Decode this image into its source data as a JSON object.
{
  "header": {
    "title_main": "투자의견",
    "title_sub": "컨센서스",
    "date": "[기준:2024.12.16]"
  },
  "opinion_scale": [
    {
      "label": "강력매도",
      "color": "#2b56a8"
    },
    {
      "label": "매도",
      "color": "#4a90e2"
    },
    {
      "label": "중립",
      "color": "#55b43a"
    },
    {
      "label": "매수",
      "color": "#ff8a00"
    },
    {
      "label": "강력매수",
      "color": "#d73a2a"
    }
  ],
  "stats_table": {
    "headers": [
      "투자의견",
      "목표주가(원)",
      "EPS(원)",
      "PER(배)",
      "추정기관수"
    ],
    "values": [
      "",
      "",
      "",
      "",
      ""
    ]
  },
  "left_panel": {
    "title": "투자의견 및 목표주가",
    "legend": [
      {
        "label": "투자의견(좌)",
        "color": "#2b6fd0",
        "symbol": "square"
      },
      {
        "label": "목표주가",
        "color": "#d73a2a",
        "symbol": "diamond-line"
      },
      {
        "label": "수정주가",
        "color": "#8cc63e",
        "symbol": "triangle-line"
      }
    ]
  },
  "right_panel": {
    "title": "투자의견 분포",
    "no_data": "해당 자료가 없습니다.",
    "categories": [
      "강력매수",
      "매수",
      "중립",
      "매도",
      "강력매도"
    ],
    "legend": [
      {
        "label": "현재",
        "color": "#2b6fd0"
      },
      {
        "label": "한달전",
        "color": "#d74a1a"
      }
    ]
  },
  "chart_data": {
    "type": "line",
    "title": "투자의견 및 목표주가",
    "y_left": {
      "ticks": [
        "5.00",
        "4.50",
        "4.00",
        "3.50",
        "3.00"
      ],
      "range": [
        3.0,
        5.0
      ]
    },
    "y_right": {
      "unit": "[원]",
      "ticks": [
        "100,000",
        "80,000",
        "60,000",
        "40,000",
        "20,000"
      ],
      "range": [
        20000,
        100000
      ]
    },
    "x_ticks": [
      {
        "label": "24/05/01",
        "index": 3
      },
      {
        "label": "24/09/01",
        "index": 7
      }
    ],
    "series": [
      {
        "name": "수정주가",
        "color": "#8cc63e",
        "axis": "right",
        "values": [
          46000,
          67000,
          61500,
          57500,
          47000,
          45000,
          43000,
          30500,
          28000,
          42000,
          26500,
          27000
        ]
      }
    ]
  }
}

* * *

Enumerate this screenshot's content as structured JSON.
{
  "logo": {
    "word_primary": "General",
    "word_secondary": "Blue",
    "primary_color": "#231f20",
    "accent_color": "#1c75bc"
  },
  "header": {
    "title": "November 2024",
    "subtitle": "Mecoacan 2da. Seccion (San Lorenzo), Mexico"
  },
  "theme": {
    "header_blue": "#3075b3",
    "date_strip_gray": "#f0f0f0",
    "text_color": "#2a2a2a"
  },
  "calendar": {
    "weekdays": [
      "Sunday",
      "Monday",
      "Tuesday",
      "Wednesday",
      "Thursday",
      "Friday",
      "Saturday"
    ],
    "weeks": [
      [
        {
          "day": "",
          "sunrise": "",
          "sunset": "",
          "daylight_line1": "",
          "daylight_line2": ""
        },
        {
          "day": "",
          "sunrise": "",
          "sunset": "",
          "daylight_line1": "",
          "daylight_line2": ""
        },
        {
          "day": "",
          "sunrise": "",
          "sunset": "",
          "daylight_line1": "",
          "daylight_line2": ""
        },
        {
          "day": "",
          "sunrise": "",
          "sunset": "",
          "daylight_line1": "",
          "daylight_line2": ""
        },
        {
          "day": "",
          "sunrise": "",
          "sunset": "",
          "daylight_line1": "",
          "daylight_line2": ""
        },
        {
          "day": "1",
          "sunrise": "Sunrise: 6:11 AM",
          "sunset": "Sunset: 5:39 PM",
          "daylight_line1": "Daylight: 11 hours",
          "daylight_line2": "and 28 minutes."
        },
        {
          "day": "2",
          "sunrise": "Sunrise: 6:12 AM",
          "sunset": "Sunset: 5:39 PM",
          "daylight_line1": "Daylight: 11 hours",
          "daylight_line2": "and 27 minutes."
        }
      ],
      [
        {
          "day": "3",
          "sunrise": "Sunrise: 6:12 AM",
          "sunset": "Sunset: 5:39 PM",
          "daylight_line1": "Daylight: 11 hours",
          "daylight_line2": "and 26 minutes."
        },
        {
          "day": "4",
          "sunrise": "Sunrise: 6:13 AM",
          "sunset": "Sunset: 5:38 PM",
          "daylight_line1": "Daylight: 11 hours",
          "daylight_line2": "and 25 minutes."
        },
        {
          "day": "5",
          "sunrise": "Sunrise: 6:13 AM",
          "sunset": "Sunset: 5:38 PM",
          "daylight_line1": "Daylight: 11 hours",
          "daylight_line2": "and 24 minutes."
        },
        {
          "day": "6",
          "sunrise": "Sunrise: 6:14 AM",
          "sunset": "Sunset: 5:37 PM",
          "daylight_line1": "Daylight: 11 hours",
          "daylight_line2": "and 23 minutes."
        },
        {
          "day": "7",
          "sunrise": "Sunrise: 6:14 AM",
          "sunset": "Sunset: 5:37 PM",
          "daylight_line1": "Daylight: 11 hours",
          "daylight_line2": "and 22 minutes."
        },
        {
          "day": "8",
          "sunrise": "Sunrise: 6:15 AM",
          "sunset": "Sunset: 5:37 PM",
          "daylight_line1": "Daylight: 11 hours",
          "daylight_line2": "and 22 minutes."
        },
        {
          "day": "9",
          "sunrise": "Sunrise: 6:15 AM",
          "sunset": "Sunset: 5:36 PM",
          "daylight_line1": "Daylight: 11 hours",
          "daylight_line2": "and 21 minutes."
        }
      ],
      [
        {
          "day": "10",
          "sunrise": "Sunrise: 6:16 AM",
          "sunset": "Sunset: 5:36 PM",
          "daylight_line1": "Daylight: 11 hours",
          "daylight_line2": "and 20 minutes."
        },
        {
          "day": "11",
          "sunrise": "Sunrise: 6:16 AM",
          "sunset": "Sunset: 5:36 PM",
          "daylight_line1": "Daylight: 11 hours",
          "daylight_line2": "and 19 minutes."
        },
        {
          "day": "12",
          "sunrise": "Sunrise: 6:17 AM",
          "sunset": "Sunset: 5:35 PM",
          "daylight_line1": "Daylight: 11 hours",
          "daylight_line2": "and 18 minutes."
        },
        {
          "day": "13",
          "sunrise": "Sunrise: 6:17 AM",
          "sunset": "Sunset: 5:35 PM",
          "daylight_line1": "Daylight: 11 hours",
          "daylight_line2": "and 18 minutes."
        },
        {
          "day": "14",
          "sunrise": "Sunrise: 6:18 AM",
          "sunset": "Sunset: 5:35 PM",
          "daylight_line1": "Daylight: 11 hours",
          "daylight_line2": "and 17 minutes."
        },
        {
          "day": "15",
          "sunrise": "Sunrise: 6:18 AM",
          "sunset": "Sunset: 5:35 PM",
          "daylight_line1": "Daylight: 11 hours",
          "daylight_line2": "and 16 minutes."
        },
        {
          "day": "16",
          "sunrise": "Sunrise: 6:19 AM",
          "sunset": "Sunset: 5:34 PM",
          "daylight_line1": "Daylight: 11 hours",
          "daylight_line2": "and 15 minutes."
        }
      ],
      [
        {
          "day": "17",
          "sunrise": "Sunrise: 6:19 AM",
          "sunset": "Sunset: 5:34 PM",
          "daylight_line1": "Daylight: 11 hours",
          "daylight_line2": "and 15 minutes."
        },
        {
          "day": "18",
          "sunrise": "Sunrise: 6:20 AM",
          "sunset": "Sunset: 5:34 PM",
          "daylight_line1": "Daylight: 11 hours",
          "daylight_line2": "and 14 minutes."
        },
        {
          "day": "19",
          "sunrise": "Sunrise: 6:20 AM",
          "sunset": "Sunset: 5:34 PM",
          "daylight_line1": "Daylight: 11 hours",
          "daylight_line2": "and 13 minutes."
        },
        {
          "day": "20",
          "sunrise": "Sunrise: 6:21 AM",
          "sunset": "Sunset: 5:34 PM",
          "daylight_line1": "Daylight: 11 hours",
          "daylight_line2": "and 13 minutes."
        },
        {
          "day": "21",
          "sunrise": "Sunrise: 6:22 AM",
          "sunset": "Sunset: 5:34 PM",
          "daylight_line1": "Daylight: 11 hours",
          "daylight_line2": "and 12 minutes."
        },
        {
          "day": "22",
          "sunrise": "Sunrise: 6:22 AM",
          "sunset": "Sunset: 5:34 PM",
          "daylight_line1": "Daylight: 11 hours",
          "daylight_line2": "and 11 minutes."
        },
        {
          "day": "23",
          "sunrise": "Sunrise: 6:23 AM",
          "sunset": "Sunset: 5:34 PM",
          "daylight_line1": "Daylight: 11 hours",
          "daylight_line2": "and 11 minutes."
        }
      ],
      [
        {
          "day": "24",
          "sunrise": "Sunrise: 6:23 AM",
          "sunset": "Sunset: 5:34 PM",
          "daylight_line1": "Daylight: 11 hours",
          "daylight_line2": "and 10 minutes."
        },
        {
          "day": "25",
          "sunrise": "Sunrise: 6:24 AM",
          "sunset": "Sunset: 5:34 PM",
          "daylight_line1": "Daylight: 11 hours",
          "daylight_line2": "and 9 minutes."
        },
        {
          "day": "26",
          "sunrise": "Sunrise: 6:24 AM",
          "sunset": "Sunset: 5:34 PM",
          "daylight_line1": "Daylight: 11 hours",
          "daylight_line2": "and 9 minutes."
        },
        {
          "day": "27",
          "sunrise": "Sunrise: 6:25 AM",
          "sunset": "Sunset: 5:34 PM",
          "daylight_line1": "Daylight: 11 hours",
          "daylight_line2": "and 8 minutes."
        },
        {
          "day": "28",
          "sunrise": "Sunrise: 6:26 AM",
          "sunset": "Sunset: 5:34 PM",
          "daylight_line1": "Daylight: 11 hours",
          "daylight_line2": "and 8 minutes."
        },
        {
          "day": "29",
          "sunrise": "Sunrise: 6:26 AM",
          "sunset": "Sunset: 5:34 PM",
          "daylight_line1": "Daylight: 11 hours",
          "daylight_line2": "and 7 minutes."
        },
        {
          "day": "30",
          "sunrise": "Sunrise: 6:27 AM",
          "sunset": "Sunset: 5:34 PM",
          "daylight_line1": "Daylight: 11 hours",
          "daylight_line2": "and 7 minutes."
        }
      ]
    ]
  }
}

▶ THE TASK: Within the listing above, find every line containing the string "JSON" and return it.

▶ WRITTEN SOLUTION:
Decode this image into its source data as a JSON object.
Enumerate this screenshot's content as structured JSON.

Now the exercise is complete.